TASK TO CARRY OUT – Find every line in the records below that holds the word "icon", and copy each one.

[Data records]
>> Begin

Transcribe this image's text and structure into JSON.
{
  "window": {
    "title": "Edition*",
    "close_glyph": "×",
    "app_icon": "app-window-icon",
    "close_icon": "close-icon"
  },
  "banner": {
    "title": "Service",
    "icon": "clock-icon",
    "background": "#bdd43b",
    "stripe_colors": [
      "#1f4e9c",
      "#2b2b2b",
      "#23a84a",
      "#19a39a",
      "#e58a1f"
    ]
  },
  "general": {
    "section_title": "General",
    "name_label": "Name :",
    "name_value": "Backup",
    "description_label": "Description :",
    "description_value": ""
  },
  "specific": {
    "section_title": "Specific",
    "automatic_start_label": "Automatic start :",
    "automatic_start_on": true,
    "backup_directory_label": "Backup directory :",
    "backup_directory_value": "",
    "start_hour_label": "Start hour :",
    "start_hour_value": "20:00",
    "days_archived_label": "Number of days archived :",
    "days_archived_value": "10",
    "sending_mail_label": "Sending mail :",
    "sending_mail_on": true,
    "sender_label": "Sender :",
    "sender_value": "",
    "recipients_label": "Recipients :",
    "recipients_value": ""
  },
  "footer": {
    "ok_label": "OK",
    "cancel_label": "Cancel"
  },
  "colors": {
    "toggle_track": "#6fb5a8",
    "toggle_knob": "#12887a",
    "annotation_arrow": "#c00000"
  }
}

>> End

EXERCISE RESPONSE –
    "app_icon": "app-window-icon",
    "close_icon": "close-icon"
    "icon": "clock-icon",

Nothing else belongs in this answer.